──────── EXTRACTED INFORMATION
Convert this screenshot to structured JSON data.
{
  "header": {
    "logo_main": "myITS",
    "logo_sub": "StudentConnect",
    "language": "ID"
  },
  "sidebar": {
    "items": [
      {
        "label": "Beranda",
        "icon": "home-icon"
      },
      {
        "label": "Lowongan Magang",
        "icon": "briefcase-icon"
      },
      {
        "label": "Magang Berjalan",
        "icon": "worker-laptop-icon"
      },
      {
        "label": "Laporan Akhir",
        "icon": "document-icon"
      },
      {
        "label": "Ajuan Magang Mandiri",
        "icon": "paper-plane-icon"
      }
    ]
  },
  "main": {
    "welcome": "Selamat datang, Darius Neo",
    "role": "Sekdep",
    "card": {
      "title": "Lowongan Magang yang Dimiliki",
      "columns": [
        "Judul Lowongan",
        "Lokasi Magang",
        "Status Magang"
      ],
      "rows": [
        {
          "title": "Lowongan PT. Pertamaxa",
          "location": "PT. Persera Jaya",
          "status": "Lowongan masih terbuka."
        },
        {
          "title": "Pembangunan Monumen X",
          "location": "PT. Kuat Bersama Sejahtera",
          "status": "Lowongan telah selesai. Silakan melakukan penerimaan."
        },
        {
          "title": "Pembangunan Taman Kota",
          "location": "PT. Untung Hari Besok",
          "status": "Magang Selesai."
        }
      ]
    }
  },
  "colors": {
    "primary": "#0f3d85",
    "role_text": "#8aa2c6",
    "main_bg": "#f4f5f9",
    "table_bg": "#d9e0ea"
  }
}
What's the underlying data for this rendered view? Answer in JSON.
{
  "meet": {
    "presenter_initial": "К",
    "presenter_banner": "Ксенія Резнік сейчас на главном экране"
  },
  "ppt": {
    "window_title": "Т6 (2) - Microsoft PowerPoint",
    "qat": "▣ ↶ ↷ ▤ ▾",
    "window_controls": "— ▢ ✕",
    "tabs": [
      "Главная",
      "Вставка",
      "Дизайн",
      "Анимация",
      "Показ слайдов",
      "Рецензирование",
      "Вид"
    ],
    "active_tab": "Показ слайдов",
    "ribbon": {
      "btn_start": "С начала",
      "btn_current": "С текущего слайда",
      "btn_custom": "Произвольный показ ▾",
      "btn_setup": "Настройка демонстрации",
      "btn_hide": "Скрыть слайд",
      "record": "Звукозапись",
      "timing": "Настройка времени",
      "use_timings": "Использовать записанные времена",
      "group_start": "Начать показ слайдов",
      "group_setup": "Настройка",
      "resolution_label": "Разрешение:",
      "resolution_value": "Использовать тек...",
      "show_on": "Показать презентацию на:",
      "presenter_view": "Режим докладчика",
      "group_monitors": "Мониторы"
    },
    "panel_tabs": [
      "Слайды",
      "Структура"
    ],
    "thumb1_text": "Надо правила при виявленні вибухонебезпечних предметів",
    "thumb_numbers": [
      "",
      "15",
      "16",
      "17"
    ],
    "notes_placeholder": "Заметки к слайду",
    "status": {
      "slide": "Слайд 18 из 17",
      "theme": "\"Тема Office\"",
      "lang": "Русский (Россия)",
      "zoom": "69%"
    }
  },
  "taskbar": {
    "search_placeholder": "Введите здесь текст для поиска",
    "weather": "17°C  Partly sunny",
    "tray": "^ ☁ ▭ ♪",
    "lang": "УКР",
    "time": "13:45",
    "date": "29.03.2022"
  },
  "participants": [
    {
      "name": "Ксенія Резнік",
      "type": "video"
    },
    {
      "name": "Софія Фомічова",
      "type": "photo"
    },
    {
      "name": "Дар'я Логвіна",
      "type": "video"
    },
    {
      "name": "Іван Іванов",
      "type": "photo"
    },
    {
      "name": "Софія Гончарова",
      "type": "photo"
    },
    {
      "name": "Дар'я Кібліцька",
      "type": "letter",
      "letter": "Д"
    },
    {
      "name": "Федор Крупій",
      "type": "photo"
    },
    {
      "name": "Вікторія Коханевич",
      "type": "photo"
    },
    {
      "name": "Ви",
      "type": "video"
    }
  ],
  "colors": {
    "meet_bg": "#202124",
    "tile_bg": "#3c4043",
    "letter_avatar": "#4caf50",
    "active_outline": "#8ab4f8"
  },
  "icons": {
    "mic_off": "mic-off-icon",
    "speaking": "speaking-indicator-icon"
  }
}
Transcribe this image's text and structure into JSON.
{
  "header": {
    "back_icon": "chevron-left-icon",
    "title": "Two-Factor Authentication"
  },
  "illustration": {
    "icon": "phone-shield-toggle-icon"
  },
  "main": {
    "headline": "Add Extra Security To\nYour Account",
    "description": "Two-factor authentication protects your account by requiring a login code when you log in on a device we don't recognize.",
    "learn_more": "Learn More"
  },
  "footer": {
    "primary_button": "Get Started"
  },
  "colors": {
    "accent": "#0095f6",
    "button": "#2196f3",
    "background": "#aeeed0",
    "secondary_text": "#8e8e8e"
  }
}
────────────────
## GIVEN INSTRUCTION
Restate each entry exactly, skipping none.

## FINAL ANSWER
Convert this screenshot to structured JSON data.
{
  "header": {
    "logo_main": "myITS",
    "logo_sub": "StudentConnect",
    "language": "ID"
  },
  "sidebar": {
    "items": [
      {
        "label": "Beranda",
        "icon": "home-icon"
      },
      {
        "label": "Lowongan Magang",
        "icon": "briefcase-icon"
      },
      {
        "label": "Magang Berjalan",
        "icon": "worker-laptop-icon"
      },
      {
        "label": "Laporan Akhir",
        "icon": "document-icon"
      },
      {
        "label": "Ajuan Magang Mandiri",
        "icon": "paper-plane-icon"
      }
    ]
  },
  "main": {
    "welcome": "Selamat datang, Darius Neo",
    "role": "Sekdep",
    "card": {
      "title": "Lowongan Magang yang Dimiliki",
      "columns": [
        "Judul Lowongan",
        "Lokasi Magang",
        "Status Magang"
      ],
      "rows": [
        {
          "title": "Lowongan PT. Pertamaxa",
          "location": "PT. Persera Jaya",
          "status": "Lowongan masih terbuka."
        },
        {
          "title": "Pembangunan Monumen X",
          "location": "PT. Kuat Bersama Sejahtera",
          "status": "Lowongan telah selesai. Silakan melakukan penerimaan."
        },
        {
          "title": "Pembangunan Taman Kota",
          "location": "PT. Untung Hari Besok",
          "status": "Magang Selesai."
        }
      ]
    }
  },
  "colors": {
    "primary": "#0f3d85",
    "role_text": "#8aa2c6",
    "main_bg": "#f4f5f9",
    "table_bg": "#d9e0ea"
  }
}
What's the underlying data for this rendered view? Answer in JSON.
{
  "meet": {
    "presenter_initial": "К",
    "presenter_banner": "Ксенія Резнік сейчас на главном экране"
  },
  "ppt": {
    "window_title": "Т6 (2) - Microsoft PowerPoint",
    "qat": "▣ ↶ ↷ ▤ ▾",
    "window_controls": "— ▢ ✕",
    "tabs": [
      "Главная",
      "Вставка",
      "Дизайн",
      "Анимация",
      "Показ слайдов",
      "Рецензирование",
      "Вид"
    ],
    "active_tab": "Показ слайдов",
    "ribbon": {
      "btn_start": "С начала",
      "btn_current": "С текущего слайда",
      "btn_custom": "Произвольный показ ▾",
      "btn_setup": "Настройка демонстрации",
      "btn_hide": "Скрыть слайд",
      "record": "Звукозапись",
      "timing": "Настройка времени",
      "use_timings": "Использовать записанные времена",
      "group_start": "Начать показ слайдов",
      "group_setup": "Настройка",
      "resolution_label": "Разрешение:",
      "resolution_value": "Использовать тек...",
      "show_on": "Показать презентацию на:",
      "presenter_view": "Режим докладчика",
      "group_monitors": "Мониторы"
    },
    "panel_tabs": [
      "Слайды",
      "Структура"
    ],
    "thumb1_text": "Надо правила при виявленні вибухонебезпечних предметів",
    "thumb_numbers": [
      "",
      "15",
      "16",
      "17"
    ],
    "notes_placeholder": "Заметки к слайду",
    "status": {
      "slide": "Слайд 18 из 17",
      "theme": "\"Тема Office\"",
      "lang": "Русский (Россия)",
      "zoom": "69%"
    }
  },
  "taskbar": {
    "search_placeholder": "Введите здесь текст для поиска",
    "weather": "17°C  Partly sunny",
    "tray": "^ ☁ ▭ ♪",
    "lang": "УКР",
    "time": "13:45",
    "date": "29.03.2022"
  },
  "participants": [
    {
      "name": "Ксенія Резнік",
      "type": "video"
    },
    {
      "name": "Софія Фомічова",
      "type": "photo"
    },
    {
      "name": "Дар'я Логвіна",
      "type": "video"
    },
    {
      "name": "Іван Іванов",
      "type": "photo"
    },
    {
      "name": "Софія Гончарова",
      "type": "photo"
    },
    {
      "name": "Дар'я Кібліцька",
      "type": "letter",
      "letter": "Д"
    },
    {
      "name": "Федор Крупій",
      "type": "photo"
    },
    {
      "name": "Вікторія Коханевич",
      "type": "photo"
    },
    {
      "name": "Ви",
      "type": "video"
    }
  ],
  "colors": {
    "meet_bg": "#202124",
    "tile_bg": "#3c4043",
    "letter_avatar": "#4caf50",
    "active_outline": "#8ab4f8"
  },
  "icons": {
    "mic_off": "mic-off-icon",
    "speaking": "speaking-indicator-icon"
  }
}
Transcribe this image's text and structure into JSON.
{
  "header": {
    "back_icon": "chevron-left-icon",
    "title": "Two-Factor Authentication"
  },
  "illustration": {
    "icon": "phone-shield-toggle-icon"
  },
  "main": {
    "headline": "Add Extra Security To\nYour Account",
    "description": "Two-factor authentication protects your account by requiring a login code when you log in on a device we don't recognize.",
    "learn_more": "Learn More"
  },
  "footer": {
    "primary_button": "Get Started"
  },
  "colors": {
    "accent": "#0095f6",
    "button": "#2196f3",
    "background": "#aeeed0",
    "secondary_text": "#8e8e8e"
  }
}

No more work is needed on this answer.